_Task prompt_.
Your answer should be a single number: the count of lines that include "JSON".

_Source material_.
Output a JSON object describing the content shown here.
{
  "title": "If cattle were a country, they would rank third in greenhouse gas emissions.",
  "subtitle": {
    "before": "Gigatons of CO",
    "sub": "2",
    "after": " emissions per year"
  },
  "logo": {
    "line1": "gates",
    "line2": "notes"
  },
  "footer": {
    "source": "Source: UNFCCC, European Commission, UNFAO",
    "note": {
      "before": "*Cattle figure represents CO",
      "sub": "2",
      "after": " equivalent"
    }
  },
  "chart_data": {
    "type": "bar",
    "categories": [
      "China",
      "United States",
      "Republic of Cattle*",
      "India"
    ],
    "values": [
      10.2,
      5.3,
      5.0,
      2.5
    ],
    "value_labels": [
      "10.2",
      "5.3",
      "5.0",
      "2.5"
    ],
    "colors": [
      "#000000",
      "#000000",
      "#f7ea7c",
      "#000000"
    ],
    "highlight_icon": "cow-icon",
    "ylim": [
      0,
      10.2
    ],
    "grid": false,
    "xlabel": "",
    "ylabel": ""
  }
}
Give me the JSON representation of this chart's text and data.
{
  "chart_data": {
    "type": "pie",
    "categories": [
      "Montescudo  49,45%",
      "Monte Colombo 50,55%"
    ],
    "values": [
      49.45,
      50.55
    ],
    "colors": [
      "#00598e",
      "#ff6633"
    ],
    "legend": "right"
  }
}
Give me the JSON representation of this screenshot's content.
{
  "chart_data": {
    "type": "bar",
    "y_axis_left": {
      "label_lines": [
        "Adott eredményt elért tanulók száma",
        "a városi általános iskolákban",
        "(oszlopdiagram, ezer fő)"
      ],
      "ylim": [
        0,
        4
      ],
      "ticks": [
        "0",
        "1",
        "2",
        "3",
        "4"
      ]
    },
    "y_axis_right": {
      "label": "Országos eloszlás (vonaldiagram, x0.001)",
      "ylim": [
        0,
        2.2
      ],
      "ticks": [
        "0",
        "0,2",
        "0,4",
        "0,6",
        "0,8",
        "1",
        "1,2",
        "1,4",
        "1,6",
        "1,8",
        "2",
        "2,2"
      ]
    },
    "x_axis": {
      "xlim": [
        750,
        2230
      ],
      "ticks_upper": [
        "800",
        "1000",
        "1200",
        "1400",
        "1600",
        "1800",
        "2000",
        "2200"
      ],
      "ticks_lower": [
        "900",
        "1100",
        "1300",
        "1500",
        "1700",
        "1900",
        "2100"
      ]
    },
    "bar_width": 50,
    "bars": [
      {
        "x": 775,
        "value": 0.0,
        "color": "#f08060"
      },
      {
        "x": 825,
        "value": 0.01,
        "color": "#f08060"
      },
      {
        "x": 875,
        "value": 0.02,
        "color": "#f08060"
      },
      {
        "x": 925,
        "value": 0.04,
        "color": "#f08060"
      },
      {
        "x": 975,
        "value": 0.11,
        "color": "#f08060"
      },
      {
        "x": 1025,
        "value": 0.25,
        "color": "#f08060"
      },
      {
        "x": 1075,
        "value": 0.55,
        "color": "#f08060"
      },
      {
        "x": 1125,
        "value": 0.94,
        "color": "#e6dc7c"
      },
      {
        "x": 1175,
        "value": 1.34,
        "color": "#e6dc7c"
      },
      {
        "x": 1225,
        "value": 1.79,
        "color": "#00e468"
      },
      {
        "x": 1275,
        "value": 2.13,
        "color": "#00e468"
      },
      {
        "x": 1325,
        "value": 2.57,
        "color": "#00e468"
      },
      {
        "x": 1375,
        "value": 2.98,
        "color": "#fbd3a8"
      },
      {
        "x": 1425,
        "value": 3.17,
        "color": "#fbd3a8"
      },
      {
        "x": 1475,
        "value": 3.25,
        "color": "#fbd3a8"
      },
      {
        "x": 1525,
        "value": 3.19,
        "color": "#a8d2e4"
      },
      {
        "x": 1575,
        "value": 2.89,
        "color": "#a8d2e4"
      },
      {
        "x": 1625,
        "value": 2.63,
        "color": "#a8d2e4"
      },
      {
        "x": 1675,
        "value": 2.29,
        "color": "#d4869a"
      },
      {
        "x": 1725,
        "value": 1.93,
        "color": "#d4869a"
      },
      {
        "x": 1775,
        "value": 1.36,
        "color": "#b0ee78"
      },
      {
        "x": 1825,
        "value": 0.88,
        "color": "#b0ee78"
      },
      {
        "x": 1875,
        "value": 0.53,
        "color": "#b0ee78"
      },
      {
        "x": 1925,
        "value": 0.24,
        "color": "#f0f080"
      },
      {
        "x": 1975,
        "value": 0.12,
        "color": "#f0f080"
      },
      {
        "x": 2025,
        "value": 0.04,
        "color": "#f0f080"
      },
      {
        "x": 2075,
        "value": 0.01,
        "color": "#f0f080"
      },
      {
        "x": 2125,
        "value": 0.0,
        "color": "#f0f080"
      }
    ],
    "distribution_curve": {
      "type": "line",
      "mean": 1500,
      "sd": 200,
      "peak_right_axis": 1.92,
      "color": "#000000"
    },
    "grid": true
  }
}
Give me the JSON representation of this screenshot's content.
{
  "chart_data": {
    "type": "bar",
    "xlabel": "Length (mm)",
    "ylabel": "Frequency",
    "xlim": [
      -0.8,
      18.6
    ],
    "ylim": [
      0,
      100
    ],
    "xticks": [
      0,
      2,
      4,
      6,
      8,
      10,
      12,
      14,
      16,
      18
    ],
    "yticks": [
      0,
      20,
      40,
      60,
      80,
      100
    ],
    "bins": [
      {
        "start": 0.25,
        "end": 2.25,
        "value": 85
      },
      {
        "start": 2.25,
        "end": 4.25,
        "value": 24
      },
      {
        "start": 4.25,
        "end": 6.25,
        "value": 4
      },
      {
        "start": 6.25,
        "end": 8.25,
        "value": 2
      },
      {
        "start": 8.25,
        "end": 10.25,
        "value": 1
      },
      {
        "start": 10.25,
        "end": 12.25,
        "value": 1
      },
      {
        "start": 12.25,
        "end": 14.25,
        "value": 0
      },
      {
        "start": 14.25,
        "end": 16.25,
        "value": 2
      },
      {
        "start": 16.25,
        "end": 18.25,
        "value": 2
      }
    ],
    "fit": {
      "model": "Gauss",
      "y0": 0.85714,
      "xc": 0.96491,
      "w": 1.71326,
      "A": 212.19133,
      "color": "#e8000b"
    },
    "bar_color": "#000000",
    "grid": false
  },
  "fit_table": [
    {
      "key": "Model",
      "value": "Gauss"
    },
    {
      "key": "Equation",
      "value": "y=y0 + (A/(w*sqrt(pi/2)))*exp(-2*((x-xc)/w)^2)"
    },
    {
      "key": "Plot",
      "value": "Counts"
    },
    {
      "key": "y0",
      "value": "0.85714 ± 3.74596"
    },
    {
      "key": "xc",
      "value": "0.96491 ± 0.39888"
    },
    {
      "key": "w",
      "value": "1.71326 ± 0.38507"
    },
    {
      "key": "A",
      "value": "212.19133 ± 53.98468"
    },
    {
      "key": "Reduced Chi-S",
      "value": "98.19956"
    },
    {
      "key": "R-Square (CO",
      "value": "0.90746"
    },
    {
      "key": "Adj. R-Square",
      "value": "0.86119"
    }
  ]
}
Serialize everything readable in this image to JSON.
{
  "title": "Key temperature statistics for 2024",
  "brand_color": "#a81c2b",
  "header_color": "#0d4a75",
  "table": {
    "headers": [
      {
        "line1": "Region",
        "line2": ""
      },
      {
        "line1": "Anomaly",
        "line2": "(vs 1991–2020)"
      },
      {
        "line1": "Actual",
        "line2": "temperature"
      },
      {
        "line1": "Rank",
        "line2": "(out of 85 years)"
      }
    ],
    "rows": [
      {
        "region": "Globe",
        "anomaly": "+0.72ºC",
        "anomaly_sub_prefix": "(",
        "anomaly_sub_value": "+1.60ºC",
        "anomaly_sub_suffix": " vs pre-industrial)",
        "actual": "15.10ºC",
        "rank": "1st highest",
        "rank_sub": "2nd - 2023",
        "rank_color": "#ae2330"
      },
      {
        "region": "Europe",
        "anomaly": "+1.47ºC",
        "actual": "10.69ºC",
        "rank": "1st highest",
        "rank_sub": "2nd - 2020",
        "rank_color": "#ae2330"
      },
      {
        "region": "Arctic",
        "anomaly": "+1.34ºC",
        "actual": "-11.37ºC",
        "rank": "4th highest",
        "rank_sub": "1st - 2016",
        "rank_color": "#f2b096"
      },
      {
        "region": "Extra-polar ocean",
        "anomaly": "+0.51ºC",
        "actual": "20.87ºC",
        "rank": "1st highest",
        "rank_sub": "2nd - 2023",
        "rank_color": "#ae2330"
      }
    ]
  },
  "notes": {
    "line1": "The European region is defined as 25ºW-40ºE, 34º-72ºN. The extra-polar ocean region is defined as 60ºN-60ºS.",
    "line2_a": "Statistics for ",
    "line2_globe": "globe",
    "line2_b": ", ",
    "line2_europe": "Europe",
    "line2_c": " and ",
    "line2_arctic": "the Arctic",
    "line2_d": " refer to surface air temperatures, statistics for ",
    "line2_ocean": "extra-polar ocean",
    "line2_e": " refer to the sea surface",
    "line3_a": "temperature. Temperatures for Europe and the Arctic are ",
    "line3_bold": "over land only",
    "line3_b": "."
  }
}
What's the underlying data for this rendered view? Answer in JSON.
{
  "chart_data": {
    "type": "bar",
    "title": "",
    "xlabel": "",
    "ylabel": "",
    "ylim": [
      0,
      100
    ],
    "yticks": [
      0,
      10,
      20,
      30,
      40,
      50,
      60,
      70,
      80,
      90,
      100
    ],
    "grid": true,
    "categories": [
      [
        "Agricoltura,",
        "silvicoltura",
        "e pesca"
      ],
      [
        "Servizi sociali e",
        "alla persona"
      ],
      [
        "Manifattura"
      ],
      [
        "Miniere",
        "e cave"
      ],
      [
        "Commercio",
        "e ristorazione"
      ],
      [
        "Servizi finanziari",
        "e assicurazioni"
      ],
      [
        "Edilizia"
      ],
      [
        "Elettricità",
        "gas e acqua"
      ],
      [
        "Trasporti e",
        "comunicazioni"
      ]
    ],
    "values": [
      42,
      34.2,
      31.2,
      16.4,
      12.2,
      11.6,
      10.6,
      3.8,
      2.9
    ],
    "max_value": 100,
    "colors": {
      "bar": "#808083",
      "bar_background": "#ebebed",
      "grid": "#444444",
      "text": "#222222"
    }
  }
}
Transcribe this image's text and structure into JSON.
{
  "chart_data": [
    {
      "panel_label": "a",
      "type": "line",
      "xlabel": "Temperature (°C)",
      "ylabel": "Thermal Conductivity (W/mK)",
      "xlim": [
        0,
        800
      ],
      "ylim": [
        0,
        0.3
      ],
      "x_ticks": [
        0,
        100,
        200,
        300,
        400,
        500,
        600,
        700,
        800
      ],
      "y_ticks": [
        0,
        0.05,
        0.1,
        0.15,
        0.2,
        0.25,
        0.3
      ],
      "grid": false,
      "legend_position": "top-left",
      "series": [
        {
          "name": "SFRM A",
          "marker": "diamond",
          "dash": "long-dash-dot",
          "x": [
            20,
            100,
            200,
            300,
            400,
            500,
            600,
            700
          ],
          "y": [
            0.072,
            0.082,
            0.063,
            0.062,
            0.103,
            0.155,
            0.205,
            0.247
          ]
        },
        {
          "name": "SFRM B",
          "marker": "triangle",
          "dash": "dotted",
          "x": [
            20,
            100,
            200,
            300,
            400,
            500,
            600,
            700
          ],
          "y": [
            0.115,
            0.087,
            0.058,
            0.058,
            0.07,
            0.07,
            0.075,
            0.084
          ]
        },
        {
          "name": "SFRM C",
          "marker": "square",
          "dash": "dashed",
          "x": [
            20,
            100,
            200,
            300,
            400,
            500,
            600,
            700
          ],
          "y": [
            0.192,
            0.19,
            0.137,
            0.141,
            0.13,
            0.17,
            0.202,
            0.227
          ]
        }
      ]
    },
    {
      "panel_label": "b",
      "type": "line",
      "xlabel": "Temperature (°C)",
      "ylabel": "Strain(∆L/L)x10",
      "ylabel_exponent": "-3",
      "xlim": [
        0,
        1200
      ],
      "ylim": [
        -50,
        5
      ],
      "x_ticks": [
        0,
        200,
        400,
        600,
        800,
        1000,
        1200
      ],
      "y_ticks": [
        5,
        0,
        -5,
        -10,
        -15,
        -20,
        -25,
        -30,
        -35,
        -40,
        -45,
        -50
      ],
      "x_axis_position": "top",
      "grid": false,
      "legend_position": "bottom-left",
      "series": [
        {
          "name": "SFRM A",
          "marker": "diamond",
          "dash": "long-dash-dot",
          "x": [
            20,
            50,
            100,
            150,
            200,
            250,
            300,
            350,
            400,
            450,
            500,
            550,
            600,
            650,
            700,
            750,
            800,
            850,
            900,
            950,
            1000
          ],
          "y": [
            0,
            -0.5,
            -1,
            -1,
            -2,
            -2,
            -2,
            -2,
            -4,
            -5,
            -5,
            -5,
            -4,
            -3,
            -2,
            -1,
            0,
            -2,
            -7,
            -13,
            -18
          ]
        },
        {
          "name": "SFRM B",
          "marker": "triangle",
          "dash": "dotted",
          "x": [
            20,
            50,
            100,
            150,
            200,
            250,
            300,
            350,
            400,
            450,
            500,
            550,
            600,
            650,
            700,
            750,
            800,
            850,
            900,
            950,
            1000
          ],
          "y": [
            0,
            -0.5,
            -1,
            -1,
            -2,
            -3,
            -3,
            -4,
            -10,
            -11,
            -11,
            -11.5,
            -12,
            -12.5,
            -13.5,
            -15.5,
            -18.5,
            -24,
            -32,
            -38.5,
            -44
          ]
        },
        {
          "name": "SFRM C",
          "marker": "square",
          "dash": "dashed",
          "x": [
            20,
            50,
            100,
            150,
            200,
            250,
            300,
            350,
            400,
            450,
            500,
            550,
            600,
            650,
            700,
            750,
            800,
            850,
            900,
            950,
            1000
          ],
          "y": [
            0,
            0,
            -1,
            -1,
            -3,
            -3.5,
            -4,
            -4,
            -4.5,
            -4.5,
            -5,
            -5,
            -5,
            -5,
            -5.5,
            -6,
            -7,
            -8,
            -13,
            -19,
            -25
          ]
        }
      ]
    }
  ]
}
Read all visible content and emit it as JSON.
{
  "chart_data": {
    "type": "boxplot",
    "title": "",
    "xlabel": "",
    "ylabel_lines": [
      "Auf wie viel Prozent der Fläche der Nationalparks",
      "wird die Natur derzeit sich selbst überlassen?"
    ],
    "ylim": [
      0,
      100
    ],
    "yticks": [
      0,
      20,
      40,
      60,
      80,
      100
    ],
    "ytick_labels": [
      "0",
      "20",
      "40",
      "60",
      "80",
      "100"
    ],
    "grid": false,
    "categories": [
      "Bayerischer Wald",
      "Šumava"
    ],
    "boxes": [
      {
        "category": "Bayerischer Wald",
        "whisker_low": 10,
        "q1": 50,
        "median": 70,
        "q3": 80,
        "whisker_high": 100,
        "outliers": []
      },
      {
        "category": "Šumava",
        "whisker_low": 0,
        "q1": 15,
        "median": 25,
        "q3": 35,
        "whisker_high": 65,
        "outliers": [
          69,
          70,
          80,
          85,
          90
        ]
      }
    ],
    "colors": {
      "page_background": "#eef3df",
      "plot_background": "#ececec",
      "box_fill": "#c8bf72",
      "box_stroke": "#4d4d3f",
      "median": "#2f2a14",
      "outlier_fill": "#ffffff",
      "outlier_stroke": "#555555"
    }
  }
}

_The output_.
8